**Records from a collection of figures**

★ ★ ★

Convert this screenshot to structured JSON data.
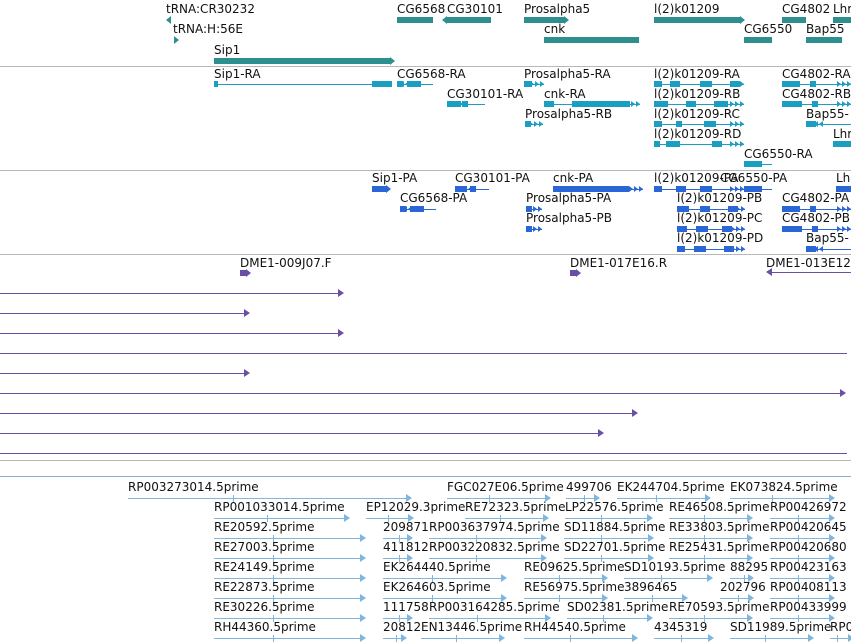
{
  "colors": {
    "gene": "#2e8f8f",
    "transcript": "#1a9fc2",
    "protein": "#2a66d6",
    "bac": "#6b4fa6",
    "est": "#7fb6de"
  },
  "tracks": {
    "genes": [
      {
        "label": "tRNA:CR30232"
      },
      {
        "label": "tRNA:H:56E"
      },
      {
        "label": "Sip1"
      },
      {
        "label": "CG6568"
      },
      {
        "label": "CG30101"
      },
      {
        "label": "Prosalpha5"
      },
      {
        "label": "cnk"
      },
      {
        "label": "l(2)k01209"
      },
      {
        "label": "CG6550"
      },
      {
        "label": "CG4802"
      },
      {
        "label": "Bap55"
      },
      {
        "label": "Lhr"
      }
    ],
    "transcripts": [
      {
        "label": "Sip1-RA"
      },
      {
        "label": "CG6568-RA"
      },
      {
        "label": "CG30101-RA"
      },
      {
        "label": "Prosalpha5-RA"
      },
      {
        "label": "cnk-RA"
      },
      {
        "label": "Prosalpha5-RB"
      },
      {
        "label": "l(2)k01209-RA"
      },
      {
        "label": "l(2)k01209-RB"
      },
      {
        "label": "l(2)k01209-RC"
      },
      {
        "label": "l(2)k01209-RD"
      },
      {
        "label": "CG6550-RA"
      },
      {
        "label": "CG4802-RA"
      },
      {
        "label": "CG4802-RB"
      },
      {
        "label": "Bap55-"
      },
      {
        "label": "Lhr"
      }
    ],
    "proteins": [
      {
        "label": "Sip1-PA"
      },
      {
        "label": "CG30101-PA"
      },
      {
        "label": "cnk-PA"
      },
      {
        "label": "l(2)k01209-PA"
      },
      {
        "label": "CG6550-PA"
      },
      {
        "label": "Lhr"
      },
      {
        "label": "CG6568-PA"
      },
      {
        "label": "Prosalpha5-PA"
      },
      {
        "label": "l(2)k01209-PB"
      },
      {
        "label": "CG4802-PA"
      },
      {
        "label": "Prosalpha5-PB"
      },
      {
        "label": "l(2)k01209-PC"
      },
      {
        "label": "CG4802-PB"
      },
      {
        "label": "l(2)k01209-PD"
      },
      {
        "label": "Bap55-"
      }
    ],
    "bacs": [
      {
        "label": "DME1-009J07.F"
      },
      {
        "label": "DME1-017E16.R"
      },
      {
        "label": "DME1-013E12"
      }
    ],
    "ests": [
      {
        "label": "RP003273014.5prime"
      },
      {
        "label": "FGC027E06.5prime"
      },
      {
        "label": "499706"
      },
      {
        "label": "EK244704.5prime"
      },
      {
        "label": "EK073824.5prime"
      },
      {
        "label": "RP001033014.5prime"
      },
      {
        "label": "EP12029.3prime"
      },
      {
        "label": "RE72323.5prime"
      },
      {
        "label": "LP22576.5prime"
      },
      {
        "label": "RE46508.5prime"
      },
      {
        "label": "RP00426972"
      },
      {
        "label": "RE20592.5prime"
      },
      {
        "label": "209871"
      },
      {
        "label": "RP003637974.5prime"
      },
      {
        "label": "SD11884.5prime"
      },
      {
        "label": "RE33803.5prime"
      },
      {
        "label": "RP00420645"
      },
      {
        "label": "RE27003.5prime"
      },
      {
        "label": "411812"
      },
      {
        "label": "RP003220832.5prime"
      },
      {
        "label": "SD22701.5prime"
      },
      {
        "label": "RE25431.5prime"
      },
      {
        "label": "RP00420680"
      },
      {
        "label": "RE24149.5prime"
      },
      {
        "label": "EK264440.5prime"
      },
      {
        "label": "RE09625.5prime"
      },
      {
        "label": "SD10193.5prime"
      },
      {
        "label": "88295"
      },
      {
        "label": "RP00423163"
      },
      {
        "label": "RE22873.5prime"
      },
      {
        "label": "EK264603.5prime"
      },
      {
        "label": "RE56975.5prime"
      },
      {
        "label": "3896465"
      },
      {
        "label": "202796"
      },
      {
        "label": "RP00408113"
      },
      {
        "label": "RE30226.5prime"
      },
      {
        "label": "111758"
      },
      {
        "label": "RP003164285.5prime"
      },
      {
        "label": "SD02381.5prime"
      },
      {
        "label": "RE70593.5prime"
      },
      {
        "label": "RP00433999"
      },
      {
        "label": "RH44360.5prime"
      },
      {
        "label": "20812"
      },
      {
        "label": "EN13446.5prime"
      },
      {
        "label": "RH44540.5prime"
      },
      {
        "label": "4345319"
      },
      {
        "label": "SD11989.5prime"
      },
      {
        "label": "RP0"
      }
    ]
  }
}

★ ★ ★

**Your task**
When copying the records, reproduce every entry exactly and omit all pictures.

**Exercise solution**
Convert this screenshot to structured JSON data.
{
  "colors": {
    "gene": "#2e8f8f",
    "transcript": "#1a9fc2",
    "protein": "#2a66d6",
    "bac": "#6b4fa6",
    "est": "#7fb6de"
  },
  "tracks": {
    "genes": [
      {
        "label": "tRNA:CR30232"
      },
      {
        "label": "tRNA:H:56E"
      },
      {
        "label": "Sip1"
      },
      {
        "label": "CG6568"
      },
      {
        "label": "CG30101"
      },
      {
        "label": "Prosalpha5"
      },
      {
        "label": "cnk"
      },
      {
        "label": "l(2)k01209"
      },
      {
        "label": "CG6550"
      },
      {
        "label": "CG4802"
      },
      {
        "label": "Bap55"
      },
      {
        "label": "Lhr"
      }
    ],
    "transcripts": [
      {
        "label": "Sip1-RA"
      },
      {
        "label": "CG6568-RA"
      },
      {
        "label": "CG30101-RA"
      },
      {
        "label": "Prosalpha5-RA"
      },
      {
        "label": "cnk-RA"
      },
      {
        "label": "Prosalpha5-RB"
      },
      {
        "label": "l(2)k01209-RA"
      },
      {
        "label": "l(2)k01209-RB"
      },
      {
        "label": "l(2)k01209-RC"
      },
      {
        "label": "l(2)k01209-RD"
      },
      {
        "label": "CG6550-RA"
      },
      {
        "label": "CG4802-RA"
      },
      {
        "label": "CG4802-RB"
      },
      {
        "label": "Bap55-"
      },
      {
        "label": "Lhr"
      }
    ],
    "proteins": [
      {
        "label": "Sip1-PA"
      },
      {
        "label": "CG30101-PA"
      },
      {
        "label": "cnk-PA"
      },
      {
        "label": "l(2)k01209-PA"
      },
      {
        "label": "CG6550-PA"
      },
      {
        "label": "Lhr"
      },
      {
        "label": "CG6568-PA"
      },
      {
        "label": "Prosalpha5-PA"
      },
      {
        "label": "l(2)k01209-PB"
      },
      {
        "label": "CG4802-PA"
      },
      {
        "label": "Prosalpha5-PB"
      },
      {
        "label": "l(2)k01209-PC"
      },
      {
        "label": "CG4802-PB"
      },
      {
        "label": "l(2)k01209-PD"
      },
      {
        "label": "Bap55-"
      }
    ],
    "bacs": [
      {
        "label": "DME1-009J07.F"
      },
      {
        "label": "DME1-017E16.R"
      },
      {
        "label": "DME1-013E12"
      }
    ],
    "ests": [
      {
        "label": "RP003273014.5prime"
      },
      {
        "label": "FGC027E06.5prime"
      },
      {
        "label": "499706"
      },
      {
        "label": "EK244704.5prime"
      },
      {
        "label": "EK073824.5prime"
      },
      {
        "label": "RP001033014.5prime"
      },
      {
        "label": "EP12029.3prime"
      },
      {
        "label": "RE72323.5prime"
      },
      {
        "label": "LP22576.5prime"
      },
      {
        "label": "RE46508.5prime"
      },
      {
        "label": "RP00426972"
      },
      {
        "label": "RE20592.5prime"
      },
      {
        "label": "209871"
      },
      {
        "label": "RP003637974.5prime"
      },
      {
        "label": "SD11884.5prime"
      },
      {
        "label": "RE33803.5prime"
      },
      {
        "label": "RP00420645"
      },
      {
        "label": "RE27003.5prime"
      },
      {
        "label": "411812"
      },
      {
        "label": "RP003220832.5prime"
      },
      {
        "label": "SD22701.5prime"
      },
      {
        "label": "RE25431.5prime"
      },
      {
        "label": "RP00420680"
      },
      {
        "label": "RE24149.5prime"
      },
      {
        "label": "EK264440.5prime"
      },
      {
        "label": "RE09625.5prime"
      },
      {
        "label": "SD10193.5prime"
      },
      {
        "label": "88295"
      },
      {
        "label": "RP00423163"
      },
      {
        "label": "RE22873.5prime"
      },
      {
        "label": "EK264603.5prime"
      },
      {
        "label": "RE56975.5prime"
      },
      {
        "label": "3896465"
      },
      {
        "label": "202796"
      },
      {
        "label": "RP00408113"
      },
      {
        "label": "RE30226.5prime"
      },
      {
        "label": "111758"
      },
      {
        "label": "RP003164285.5prime"
      },
      {
        "label": "SD02381.5prime"
      },
      {
        "label": "RE70593.5prime"
      },
      {
        "label": "RP00433999"
      },
      {
        "label": "RH44360.5prime"
      },
      {
        "label": "20812"
      },
      {
        "label": "EN13446.5prime"
      },
      {
        "label": "RH44540.5prime"
      },
      {
        "label": "4345319"
      },
      {
        "label": "SD11989.5prime"
      },
      {
        "label": "RP0"
      }
    ]
  }
}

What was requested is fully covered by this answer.